Some records
______________________________

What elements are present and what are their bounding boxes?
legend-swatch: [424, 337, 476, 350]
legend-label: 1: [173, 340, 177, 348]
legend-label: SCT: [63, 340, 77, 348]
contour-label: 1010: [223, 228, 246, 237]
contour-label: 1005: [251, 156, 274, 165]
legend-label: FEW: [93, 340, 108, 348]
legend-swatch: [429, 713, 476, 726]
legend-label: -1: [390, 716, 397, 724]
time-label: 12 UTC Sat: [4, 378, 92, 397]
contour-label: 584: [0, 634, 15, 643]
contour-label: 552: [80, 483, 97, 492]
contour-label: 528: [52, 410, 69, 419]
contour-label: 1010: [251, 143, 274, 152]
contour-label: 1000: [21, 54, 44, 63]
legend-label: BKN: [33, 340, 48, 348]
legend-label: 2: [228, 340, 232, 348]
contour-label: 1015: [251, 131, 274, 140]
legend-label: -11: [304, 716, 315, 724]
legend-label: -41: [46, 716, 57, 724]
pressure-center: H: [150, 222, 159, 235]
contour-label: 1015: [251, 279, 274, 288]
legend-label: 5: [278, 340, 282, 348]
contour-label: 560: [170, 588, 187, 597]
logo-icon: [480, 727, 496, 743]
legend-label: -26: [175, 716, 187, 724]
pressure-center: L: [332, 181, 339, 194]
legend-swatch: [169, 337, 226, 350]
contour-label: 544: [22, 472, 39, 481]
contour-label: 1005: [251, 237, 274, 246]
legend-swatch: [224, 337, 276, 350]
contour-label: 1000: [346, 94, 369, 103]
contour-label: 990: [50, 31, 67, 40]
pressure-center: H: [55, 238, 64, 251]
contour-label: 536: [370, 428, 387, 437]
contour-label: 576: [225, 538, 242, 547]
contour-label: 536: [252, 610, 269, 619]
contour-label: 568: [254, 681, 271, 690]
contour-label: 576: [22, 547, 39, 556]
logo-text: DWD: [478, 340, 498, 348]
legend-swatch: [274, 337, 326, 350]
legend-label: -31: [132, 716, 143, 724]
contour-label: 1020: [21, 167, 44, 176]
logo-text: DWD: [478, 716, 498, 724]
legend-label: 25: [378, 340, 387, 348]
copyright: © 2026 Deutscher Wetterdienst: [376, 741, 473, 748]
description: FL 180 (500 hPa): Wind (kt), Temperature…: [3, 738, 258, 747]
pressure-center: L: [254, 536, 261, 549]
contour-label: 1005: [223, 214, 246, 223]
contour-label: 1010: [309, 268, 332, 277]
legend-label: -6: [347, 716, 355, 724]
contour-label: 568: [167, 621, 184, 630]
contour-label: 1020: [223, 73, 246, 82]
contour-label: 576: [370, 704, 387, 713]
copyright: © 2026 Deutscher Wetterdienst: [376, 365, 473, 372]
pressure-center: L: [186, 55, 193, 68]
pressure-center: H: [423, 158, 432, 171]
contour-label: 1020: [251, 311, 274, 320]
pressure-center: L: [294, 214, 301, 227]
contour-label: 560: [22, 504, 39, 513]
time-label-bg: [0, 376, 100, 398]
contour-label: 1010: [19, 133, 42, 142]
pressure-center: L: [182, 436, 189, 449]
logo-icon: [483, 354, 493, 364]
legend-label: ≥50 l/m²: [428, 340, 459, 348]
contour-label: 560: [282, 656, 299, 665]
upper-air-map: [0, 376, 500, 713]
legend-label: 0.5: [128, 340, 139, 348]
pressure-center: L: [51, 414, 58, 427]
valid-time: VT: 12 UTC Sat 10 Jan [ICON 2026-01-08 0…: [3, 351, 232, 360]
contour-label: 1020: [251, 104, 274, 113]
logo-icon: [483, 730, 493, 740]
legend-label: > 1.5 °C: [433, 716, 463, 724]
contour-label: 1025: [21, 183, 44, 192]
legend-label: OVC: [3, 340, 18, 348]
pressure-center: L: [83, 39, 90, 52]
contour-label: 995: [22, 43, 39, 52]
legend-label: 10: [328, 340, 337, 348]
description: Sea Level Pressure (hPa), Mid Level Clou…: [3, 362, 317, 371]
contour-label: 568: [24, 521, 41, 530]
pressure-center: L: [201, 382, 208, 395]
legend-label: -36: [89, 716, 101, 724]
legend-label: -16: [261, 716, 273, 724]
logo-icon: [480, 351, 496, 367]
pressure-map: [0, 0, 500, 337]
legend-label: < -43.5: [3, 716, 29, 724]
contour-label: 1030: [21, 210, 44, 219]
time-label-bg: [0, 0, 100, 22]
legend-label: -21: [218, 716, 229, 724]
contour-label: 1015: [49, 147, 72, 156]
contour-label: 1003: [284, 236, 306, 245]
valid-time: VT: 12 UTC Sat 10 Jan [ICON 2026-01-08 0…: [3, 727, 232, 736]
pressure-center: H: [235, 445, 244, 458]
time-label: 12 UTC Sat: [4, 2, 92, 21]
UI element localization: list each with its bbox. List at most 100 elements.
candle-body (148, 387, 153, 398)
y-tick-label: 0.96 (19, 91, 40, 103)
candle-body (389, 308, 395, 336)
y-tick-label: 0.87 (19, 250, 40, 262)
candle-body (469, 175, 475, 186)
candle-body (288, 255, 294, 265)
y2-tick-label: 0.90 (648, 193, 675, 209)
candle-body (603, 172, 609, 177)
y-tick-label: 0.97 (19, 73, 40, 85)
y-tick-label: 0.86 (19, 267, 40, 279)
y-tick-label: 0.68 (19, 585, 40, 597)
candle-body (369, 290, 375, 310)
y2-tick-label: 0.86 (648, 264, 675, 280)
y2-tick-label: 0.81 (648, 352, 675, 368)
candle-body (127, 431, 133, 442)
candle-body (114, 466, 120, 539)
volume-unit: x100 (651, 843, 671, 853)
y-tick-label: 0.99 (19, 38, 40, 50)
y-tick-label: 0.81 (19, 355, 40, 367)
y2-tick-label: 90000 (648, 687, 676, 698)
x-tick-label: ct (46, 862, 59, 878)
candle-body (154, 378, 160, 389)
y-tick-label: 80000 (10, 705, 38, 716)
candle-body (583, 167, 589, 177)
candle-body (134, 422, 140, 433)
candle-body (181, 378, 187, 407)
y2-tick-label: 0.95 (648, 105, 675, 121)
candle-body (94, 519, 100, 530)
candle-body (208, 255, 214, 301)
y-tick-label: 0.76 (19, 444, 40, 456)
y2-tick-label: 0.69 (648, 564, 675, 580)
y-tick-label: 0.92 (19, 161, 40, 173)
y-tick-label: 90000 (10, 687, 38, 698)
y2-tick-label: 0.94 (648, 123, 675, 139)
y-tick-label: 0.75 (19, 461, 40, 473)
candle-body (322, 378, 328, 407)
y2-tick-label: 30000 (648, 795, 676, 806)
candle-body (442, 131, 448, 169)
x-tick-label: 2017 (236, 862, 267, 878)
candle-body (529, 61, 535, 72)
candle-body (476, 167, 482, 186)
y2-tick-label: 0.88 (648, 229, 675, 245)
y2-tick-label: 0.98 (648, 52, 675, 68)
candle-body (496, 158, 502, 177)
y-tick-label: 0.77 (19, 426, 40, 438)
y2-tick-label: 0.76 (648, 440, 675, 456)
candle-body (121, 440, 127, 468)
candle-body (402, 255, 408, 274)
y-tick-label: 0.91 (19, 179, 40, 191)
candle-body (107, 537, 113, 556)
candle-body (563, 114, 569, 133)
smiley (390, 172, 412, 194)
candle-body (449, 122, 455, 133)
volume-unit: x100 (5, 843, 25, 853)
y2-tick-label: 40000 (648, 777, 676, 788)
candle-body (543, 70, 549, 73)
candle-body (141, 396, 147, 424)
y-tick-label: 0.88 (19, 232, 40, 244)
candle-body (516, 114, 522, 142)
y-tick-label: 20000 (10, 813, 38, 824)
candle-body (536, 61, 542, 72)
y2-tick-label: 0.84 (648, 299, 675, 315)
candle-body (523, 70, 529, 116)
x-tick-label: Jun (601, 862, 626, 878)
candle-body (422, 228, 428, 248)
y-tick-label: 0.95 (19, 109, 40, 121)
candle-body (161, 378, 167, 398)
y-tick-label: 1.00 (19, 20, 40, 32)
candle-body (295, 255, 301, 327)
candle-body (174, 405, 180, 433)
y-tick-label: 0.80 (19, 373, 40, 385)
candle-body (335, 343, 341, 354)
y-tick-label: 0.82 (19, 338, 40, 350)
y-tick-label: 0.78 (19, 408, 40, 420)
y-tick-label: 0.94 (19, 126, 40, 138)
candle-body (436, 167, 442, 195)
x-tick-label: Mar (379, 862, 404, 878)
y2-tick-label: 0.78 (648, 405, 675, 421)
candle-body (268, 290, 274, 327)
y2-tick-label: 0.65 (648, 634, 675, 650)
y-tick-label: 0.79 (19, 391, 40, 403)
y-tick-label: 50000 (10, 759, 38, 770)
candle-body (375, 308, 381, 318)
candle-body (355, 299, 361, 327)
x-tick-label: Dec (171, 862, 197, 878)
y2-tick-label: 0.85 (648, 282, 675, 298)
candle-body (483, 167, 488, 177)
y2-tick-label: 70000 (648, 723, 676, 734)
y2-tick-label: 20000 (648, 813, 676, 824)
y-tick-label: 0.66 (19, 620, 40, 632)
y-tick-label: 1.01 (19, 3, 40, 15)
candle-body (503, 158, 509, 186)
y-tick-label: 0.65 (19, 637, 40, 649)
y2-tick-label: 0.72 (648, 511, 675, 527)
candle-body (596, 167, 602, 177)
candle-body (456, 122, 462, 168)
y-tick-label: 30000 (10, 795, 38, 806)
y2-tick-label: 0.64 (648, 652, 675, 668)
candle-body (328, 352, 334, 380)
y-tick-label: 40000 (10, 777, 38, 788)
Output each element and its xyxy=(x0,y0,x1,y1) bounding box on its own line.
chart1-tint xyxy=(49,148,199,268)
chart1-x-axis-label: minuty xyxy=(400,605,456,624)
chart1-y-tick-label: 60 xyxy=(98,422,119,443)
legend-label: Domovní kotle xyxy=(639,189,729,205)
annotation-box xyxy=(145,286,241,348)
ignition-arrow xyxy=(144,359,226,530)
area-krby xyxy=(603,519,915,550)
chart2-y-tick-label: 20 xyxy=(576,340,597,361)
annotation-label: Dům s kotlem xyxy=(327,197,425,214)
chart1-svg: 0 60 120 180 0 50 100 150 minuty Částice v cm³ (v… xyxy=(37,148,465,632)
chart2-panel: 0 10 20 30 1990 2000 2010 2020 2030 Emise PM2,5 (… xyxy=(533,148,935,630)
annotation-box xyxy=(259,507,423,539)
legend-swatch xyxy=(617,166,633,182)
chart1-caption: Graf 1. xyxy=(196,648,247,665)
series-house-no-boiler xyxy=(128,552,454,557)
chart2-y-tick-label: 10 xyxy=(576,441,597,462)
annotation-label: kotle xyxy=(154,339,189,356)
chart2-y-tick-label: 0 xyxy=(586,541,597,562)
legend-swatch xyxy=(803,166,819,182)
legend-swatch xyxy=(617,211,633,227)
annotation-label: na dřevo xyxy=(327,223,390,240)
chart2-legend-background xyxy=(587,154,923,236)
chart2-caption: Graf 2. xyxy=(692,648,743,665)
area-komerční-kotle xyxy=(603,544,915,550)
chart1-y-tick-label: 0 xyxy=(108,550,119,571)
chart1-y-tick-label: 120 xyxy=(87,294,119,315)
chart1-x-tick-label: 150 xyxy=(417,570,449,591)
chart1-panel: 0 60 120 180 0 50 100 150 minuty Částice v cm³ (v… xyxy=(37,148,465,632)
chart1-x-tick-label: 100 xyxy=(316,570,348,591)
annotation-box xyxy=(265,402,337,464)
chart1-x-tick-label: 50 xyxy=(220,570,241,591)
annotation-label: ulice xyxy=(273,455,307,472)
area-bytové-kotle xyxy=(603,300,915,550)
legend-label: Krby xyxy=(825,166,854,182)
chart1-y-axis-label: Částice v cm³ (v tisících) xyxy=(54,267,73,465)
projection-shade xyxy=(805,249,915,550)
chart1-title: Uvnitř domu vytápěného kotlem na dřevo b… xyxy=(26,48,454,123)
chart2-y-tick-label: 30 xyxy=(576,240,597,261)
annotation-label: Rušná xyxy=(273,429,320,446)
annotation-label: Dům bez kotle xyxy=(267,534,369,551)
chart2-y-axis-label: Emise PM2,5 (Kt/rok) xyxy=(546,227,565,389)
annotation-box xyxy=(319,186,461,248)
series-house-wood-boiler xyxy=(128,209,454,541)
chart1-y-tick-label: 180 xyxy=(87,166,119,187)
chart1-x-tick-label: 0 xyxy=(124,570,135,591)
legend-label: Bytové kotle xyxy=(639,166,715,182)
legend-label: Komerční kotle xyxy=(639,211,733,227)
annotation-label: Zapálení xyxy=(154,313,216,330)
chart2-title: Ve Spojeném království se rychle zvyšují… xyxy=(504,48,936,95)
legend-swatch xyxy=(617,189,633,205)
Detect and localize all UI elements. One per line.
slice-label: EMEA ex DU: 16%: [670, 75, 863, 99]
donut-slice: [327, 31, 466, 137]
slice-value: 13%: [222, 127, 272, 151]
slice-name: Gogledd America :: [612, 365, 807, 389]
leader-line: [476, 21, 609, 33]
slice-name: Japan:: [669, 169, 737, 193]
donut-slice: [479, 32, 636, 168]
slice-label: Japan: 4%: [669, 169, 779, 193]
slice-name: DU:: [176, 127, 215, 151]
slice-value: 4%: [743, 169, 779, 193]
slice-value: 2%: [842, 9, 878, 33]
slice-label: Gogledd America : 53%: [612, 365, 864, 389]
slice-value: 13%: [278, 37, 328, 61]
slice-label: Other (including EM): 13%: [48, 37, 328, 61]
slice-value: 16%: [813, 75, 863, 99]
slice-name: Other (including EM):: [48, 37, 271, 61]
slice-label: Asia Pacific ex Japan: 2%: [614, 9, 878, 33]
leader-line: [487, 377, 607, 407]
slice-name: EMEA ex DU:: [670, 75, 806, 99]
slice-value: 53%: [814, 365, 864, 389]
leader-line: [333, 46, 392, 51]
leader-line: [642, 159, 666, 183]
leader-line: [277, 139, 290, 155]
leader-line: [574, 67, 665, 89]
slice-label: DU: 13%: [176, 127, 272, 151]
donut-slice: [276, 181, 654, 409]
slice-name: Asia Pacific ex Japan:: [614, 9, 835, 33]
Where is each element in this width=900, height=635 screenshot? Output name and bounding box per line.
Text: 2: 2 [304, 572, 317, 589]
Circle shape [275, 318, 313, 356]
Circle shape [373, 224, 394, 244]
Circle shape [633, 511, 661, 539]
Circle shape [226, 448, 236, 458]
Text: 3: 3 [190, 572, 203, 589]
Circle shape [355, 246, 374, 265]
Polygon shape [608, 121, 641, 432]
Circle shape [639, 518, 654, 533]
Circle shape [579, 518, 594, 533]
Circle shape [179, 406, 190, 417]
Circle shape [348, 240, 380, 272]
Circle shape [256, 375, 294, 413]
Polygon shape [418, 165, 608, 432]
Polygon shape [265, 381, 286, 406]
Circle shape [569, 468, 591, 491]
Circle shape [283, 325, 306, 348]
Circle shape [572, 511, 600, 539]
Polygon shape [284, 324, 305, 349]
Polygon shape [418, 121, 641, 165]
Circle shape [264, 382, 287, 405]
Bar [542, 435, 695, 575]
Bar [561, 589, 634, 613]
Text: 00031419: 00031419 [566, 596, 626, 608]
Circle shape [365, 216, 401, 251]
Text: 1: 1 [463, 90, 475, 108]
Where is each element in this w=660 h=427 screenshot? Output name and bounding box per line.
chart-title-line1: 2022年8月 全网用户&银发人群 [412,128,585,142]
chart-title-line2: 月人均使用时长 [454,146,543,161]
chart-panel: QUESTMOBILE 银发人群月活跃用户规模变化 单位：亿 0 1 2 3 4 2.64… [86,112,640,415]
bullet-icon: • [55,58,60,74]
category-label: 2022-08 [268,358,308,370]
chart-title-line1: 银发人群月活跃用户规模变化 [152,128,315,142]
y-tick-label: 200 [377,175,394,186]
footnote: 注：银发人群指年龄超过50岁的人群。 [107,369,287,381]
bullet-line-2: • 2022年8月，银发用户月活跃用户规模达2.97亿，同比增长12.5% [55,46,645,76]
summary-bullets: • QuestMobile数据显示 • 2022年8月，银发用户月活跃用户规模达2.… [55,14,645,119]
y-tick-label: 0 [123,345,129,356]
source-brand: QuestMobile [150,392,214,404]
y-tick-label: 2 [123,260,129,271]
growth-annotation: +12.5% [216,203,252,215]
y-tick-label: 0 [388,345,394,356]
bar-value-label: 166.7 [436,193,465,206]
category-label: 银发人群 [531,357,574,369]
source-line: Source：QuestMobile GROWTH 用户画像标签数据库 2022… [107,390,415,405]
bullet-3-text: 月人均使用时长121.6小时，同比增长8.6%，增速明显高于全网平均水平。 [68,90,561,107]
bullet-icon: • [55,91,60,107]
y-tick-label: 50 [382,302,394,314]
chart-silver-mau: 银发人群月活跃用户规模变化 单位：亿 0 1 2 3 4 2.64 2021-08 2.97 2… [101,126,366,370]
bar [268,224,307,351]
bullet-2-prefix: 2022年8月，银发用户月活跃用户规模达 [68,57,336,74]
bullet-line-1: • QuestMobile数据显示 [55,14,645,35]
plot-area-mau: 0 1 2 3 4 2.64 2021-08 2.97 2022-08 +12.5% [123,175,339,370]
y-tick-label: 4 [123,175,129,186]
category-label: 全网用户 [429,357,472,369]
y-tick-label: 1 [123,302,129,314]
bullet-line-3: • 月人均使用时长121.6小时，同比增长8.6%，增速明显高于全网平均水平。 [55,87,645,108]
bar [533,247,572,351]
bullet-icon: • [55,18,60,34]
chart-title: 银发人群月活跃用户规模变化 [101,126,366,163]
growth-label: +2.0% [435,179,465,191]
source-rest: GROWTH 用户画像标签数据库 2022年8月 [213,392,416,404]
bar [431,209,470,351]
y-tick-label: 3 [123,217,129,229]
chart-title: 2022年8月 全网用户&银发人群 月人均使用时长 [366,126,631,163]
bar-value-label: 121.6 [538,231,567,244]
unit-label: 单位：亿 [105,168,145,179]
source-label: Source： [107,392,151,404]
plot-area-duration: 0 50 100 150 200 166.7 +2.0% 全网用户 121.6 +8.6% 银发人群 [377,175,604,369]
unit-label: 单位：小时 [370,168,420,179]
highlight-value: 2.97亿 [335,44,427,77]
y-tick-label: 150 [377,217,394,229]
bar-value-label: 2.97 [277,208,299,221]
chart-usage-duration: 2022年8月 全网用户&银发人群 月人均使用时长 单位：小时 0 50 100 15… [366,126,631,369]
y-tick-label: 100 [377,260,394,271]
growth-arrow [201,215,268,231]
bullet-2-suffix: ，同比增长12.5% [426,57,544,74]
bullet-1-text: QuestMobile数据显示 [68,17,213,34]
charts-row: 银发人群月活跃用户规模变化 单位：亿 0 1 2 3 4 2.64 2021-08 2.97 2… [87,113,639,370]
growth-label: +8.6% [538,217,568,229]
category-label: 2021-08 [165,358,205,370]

______________________________

## What to produce
Swap "pressure-center" for "pressure-marker" throughout the records from the start up to and including the line with "contour-label: 576: [225, 538, 242, 547]", and give those lines again with nothing else changed.

## Correct result
What elements are present and what are their bounding boxes?
legend-swatch: [424, 337, 476, 350]
legend-label: 1: [173, 340, 177, 348]
legend-label: SCT: [63, 340, 77, 348]
contour-label: 1010: [223, 228, 246, 237]
contour-label: 1005: [251, 156, 274, 165]
legend-label: FEW: [93, 340, 108, 348]
legend-swatch: [429, 713, 476, 726]
legend-label: -1: [390, 716, 397, 724]
time-label: 12 UTC Sat: [4, 378, 92, 397]
contour-label: 584: [0, 634, 15, 643]
contour-label: 552: [80, 483, 97, 492]
contour-label: 528: [52, 410, 69, 419]
contour-label: 1010: [251, 143, 274, 152]
contour-label: 1000: [21, 54, 44, 63]
legend-label: BKN: [33, 340, 48, 348]
legend-label: 2: [228, 340, 232, 348]
contour-label: 1015: [251, 131, 274, 140]
legend-label: -11: [304, 716, 315, 724]
legend-label: -41: [46, 716, 57, 724]
pressure-marker: H: [150, 222, 159, 235]
contour-label: 1015: [251, 279, 274, 288]
legend-label: 5: [278, 340, 282, 348]
contour-label: 560: [170, 588, 187, 597]
logo-icon: [480, 727, 496, 743]
legend-label: -26: [175, 716, 187, 724]
pressure-marker: L: [332, 181, 339, 194]
legend-swatch: [169, 337, 226, 350]
contour-label: 544: [22, 472, 39, 481]
contour-label: 1005: [251, 237, 274, 246]
legend-swatch: [224, 337, 276, 350]
contour-label: 1000: [346, 94, 369, 103]
contour-label: 990: [50, 31, 67, 40]
pressure-marker: H: [55, 238, 64, 251]
contour-label: 536: [370, 428, 387, 437]
contour-label: 576: [225, 538, 242, 547]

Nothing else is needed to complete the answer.